[What the task asks]: Print the entire listing. Each line must match the original exactly.

[Dataset records]:
— begin —
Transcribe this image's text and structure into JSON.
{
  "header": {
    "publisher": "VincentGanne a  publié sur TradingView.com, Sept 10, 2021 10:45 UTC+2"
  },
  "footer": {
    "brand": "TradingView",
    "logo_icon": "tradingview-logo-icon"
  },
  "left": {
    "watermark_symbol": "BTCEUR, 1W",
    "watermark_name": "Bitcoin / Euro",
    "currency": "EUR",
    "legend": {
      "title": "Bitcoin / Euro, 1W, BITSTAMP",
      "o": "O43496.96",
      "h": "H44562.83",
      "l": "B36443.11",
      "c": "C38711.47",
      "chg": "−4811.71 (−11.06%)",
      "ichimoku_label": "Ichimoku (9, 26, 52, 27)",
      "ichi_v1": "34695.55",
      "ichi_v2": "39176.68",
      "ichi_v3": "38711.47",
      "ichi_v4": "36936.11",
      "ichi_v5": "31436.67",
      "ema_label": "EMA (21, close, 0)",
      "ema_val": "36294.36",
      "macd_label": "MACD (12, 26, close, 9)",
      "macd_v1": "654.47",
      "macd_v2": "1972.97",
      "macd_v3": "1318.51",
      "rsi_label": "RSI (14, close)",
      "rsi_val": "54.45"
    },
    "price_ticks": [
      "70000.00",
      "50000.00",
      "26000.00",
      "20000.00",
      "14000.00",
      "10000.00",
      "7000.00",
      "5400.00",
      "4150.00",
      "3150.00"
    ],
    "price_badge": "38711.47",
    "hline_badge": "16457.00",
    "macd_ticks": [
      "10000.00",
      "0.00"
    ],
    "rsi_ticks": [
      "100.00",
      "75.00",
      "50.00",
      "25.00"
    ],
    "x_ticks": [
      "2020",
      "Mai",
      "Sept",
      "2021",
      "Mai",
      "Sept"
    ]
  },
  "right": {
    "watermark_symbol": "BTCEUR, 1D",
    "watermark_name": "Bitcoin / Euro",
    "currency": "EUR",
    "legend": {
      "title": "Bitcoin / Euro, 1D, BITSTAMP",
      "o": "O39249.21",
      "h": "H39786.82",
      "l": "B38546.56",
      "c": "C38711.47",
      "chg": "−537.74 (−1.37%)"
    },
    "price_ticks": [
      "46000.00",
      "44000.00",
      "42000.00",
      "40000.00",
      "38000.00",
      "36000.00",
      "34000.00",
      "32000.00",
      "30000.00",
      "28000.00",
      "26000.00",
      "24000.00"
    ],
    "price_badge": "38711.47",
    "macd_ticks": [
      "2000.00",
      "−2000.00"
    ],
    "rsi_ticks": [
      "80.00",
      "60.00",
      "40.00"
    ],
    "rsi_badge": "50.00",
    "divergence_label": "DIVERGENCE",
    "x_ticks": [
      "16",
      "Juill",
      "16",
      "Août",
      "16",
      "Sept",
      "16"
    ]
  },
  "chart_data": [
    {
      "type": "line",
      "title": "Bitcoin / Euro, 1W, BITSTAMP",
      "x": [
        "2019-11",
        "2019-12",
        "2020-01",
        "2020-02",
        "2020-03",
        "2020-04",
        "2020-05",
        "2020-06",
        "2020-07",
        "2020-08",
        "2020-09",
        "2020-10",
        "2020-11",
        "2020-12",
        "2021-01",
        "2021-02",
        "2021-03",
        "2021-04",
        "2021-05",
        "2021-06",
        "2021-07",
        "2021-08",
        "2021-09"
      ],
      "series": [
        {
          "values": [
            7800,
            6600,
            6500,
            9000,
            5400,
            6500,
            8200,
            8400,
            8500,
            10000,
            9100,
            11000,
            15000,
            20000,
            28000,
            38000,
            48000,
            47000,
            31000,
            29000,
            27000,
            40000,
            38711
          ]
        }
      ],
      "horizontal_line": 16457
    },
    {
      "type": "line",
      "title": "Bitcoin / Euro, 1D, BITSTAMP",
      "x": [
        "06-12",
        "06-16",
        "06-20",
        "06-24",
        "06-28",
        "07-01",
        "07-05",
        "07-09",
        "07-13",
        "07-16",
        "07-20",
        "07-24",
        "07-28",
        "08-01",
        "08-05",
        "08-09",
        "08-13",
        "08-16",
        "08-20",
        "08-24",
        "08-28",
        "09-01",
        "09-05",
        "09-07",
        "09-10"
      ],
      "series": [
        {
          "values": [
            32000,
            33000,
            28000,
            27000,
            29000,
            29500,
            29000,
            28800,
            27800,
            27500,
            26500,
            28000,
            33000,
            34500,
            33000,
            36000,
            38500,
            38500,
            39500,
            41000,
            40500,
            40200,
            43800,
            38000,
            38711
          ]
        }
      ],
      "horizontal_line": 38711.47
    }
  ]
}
— end —
[Written solution]:
Transcribe this image's text and structure into JSON.
{
  "header": {
    "publisher": "VincentGanne a  publié sur TradingView.com, Sept 10, 2021 10:45 UTC+2"
  },
  "footer": {
    "brand": "TradingView",
    "logo_icon": "tradingview-logo-icon"
  },
  "left": {
    "watermark_symbol": "BTCEUR, 1W",
    "watermark_name": "Bitcoin / Euro",
    "currency": "EUR",
    "legend": {
      "title": "Bitcoin / Euro, 1W, BITSTAMP",
      "o": "O43496.96",
      "h": "H44562.83",
      "l": "B36443.11",
      "c": "C38711.47",
      "chg": "−4811.71 (−11.06%)",
      "ichimoku_label": "Ichimoku (9, 26, 52, 27)",
      "ichi_v1": "34695.55",
      "ichi_v2": "39176.68",
      "ichi_v3": "38711.47",
      "ichi_v4": "36936.11",
      "ichi_v5": "31436.67",
      "ema_label": "EMA (21, close, 0)",
      "ema_val": "36294.36",
      "macd_label": "MACD (12, 26, close, 9)",
      "macd_v1": "654.47",
      "macd_v2": "1972.97",
      "macd_v3": "1318.51",
      "rsi_label": "RSI (14, close)",
      "rsi_val": "54.45"
    },
    "price_ticks": [
      "70000.00",
      "50000.00",
      "26000.00",
      "20000.00",
      "14000.00",
      "10000.00",
      "7000.00",
      "5400.00",
      "4150.00",
      "3150.00"
    ],
    "price_badge": "38711.47",
    "hline_badge": "16457.00",
    "macd_ticks": [
      "10000.00",
      "0.00"
    ],
    "rsi_ticks": [
      "100.00",
      "75.00",
      "50.00",
      "25.00"
    ],
    "x_ticks": [
      "2020",
      "Mai",
      "Sept",
      "2021",
      "Mai",
      "Sept"
    ]
  },
  "right": {
    "watermark_symbol": "BTCEUR, 1D",
    "watermark_name": "Bitcoin / Euro",
    "currency": "EUR",
    "legend": {
      "title": "Bitcoin / Euro, 1D, BITSTAMP",
      "o": "O39249.21",
      "h": "H39786.82",
      "l": "B38546.56",
      "c": "C38711.47",
      "chg": "−537.74 (−1.37%)"
    },
    "price_ticks": [
      "46000.00",
      "44000.00",
      "42000.00",
      "40000.00",
      "38000.00",
      "36000.00",
      "34000.00",
      "32000.00",
      "30000.00",
      "28000.00",
      "26000.00",
      "24000.00"
    ],
    "price_badge": "38711.47",
    "macd_ticks": [
      "2000.00",
      "−2000.00"
    ],
    "rsi_ticks": [
      "80.00",
      "60.00",
      "40.00"
    ],
    "rsi_badge": "50.00",
    "divergence_label": "DIVERGENCE",
    "x_ticks": [
      "16",
      "Juill",
      "16",
      "Août",
      "16",
      "Sept",
      "16"
    ]
  },
  "chart_data": [
    {
      "type": "line",
      "title": "Bitcoin / Euro, 1W, BITSTAMP",
      "x": [
        "2019-11",
        "2019-12",
        "2020-01",
        "2020-02",
        "2020-03",
        "2020-04",
        "2020-05",
        "2020-06",
        "2020-07",
        "2020-08",
        "2020-09",
        "2020-10",
        "2020-11",
        "2020-12",
        "2021-01",
        "2021-02",
        "2021-03",
        "2021-04",
        "2021-05",
        "2021-06",
        "2021-07",
        "2021-08",
        "2021-09"
      ],
      "series": [
        {
          "values": [
            7800,
            6600,
            6500,
            9000,
            5400,
            6500,
            8200,
            8400,
            8500,
            10000,
            9100,
            11000,
            15000,
            20000,
            28000,
            38000,
            48000,
            47000,
            31000,
            29000,
            27000,
            40000,
            38711
          ]
        }
      ],
      "horizontal_line": 16457
    },
    {
      "type": "line",
      "title": "Bitcoin / Euro, 1D, BITSTAMP",
      "x": [
        "06-12",
        "06-16",
        "06-20",
        "06-24",
        "06-28",
        "07-01",
        "07-05",
        "07-09",
        "07-13",
        "07-16",
        "07-20",
        "07-24",
        "07-28",
        "08-01",
        "08-05",
        "08-09",
        "08-13",
        "08-16",
        "08-20",
        "08-24",
        "08-28",
        "09-01",
        "09-05",
        "09-07",
        "09-10"
      ],
      "series": [
        {
          "values": [
            32000,
            33000,
            28000,
            27000,
            29000,
            29500,
            29000,
            28800,
            27800,
            27500,
            26500,
            28000,
            33000,
            34500,
            33000,
            36000,
            38500,
            38500,
            39500,
            41000,
            40500,
            40200,
            43800,
            38000,
            38711
          ]
        }
      ],
      "horizontal_line": 38711.47
    }
  ]
}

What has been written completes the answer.